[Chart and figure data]
>> Begin
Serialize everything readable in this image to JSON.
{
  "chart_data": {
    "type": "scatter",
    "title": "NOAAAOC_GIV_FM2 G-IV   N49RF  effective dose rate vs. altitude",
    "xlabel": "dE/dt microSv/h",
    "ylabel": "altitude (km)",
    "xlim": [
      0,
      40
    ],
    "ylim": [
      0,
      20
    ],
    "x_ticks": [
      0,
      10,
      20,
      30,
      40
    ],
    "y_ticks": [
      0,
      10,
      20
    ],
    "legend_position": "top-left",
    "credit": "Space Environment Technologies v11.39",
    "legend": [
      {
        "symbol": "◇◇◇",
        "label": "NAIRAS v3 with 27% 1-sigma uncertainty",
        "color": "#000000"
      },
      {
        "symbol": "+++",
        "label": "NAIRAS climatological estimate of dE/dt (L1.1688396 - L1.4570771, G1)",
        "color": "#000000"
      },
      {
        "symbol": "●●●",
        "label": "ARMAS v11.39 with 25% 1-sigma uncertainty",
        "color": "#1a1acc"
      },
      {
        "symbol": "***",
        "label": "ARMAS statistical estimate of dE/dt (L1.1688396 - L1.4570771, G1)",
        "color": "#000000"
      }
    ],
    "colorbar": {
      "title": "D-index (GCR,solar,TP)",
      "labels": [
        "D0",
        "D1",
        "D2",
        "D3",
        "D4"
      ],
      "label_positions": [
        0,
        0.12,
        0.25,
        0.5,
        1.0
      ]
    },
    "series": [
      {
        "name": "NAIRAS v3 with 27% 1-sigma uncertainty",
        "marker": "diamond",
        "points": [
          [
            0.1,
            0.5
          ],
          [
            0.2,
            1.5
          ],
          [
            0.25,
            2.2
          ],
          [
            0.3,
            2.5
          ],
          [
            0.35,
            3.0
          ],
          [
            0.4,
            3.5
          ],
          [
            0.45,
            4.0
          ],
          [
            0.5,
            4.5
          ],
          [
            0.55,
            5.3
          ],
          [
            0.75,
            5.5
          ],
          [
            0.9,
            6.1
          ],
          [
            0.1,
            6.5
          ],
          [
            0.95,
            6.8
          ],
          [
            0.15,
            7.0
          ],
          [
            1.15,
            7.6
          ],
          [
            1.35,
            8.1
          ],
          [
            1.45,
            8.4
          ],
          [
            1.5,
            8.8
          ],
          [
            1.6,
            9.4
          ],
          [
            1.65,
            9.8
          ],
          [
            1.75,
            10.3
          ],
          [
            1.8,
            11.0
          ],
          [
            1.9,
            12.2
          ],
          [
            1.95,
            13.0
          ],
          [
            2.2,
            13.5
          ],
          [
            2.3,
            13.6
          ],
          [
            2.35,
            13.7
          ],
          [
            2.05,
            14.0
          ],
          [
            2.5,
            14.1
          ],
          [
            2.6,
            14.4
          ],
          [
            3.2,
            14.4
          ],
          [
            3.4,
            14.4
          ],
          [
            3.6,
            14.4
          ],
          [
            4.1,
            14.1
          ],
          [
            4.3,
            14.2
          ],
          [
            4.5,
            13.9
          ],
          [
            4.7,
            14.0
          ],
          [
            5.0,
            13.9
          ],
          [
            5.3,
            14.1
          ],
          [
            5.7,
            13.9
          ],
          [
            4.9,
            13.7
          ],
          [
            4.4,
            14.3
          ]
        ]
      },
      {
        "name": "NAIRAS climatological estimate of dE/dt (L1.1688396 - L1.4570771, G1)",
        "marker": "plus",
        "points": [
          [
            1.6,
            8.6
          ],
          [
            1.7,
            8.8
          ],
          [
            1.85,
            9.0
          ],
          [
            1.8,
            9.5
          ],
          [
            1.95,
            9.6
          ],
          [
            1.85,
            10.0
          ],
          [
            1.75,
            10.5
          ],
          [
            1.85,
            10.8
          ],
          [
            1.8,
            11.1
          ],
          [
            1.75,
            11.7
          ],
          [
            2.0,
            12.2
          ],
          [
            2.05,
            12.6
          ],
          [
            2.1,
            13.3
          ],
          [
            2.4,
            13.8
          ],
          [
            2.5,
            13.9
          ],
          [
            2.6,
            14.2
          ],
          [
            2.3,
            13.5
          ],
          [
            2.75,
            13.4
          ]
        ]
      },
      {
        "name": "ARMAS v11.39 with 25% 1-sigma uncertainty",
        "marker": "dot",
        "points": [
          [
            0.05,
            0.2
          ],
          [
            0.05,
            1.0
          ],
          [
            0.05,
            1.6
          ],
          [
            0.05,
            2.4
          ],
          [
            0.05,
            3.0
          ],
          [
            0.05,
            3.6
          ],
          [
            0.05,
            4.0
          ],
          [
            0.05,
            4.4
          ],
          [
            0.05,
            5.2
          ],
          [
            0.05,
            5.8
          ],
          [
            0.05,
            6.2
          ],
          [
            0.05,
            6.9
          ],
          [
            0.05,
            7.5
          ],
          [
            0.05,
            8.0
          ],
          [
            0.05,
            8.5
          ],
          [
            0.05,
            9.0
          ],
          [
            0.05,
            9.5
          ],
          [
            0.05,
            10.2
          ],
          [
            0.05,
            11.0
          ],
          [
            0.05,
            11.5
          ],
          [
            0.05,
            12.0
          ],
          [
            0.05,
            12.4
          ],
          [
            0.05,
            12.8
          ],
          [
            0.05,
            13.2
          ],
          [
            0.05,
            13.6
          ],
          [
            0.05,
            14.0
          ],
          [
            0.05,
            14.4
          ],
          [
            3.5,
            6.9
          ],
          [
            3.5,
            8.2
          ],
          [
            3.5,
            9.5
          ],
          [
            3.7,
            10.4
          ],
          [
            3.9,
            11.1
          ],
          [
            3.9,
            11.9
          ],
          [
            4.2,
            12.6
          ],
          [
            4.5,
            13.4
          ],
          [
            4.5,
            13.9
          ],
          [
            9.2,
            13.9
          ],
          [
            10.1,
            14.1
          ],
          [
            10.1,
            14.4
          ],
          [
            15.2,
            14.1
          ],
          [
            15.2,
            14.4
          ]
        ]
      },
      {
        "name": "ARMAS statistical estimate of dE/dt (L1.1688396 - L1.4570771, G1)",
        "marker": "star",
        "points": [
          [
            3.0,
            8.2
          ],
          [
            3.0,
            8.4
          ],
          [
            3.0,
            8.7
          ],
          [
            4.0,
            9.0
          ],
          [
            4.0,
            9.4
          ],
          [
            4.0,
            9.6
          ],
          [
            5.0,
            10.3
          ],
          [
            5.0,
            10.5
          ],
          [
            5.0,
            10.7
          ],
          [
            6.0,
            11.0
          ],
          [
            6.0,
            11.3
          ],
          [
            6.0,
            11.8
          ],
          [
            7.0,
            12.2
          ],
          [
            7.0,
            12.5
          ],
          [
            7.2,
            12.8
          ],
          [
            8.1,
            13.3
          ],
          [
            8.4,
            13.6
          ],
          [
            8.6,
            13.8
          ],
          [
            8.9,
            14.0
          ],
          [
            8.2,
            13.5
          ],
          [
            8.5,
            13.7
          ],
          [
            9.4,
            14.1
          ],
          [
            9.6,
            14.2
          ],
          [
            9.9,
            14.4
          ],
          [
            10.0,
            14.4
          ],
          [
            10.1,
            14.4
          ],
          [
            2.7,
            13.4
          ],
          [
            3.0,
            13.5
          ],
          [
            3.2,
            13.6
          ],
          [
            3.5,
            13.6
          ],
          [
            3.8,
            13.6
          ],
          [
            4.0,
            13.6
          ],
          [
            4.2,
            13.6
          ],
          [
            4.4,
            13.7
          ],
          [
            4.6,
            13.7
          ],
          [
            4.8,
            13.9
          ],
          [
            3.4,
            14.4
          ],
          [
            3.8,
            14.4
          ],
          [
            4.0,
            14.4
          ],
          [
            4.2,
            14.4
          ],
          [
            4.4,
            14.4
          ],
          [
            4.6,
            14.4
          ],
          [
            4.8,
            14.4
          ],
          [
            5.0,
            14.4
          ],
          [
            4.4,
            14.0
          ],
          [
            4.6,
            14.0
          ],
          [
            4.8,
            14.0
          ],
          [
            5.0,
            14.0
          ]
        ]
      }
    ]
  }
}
>> End
WORK TO DO » Extract every line of the records above that contains the word "name".

TASK ANSWER »
        "name": "NAIRAS v3 with 27% 1-sigma uncertainty",
        "name": "NAIRAS climatological estimate of dE/dt (L1.1688396 - L1.4570771, G1)",
        "name": "ARMAS v11.39 with 25% 1-sigma uncertainty",
        "name": "ARMAS statistical estimate of dE/dt (L1.1688396 - L1.4570771, G1)",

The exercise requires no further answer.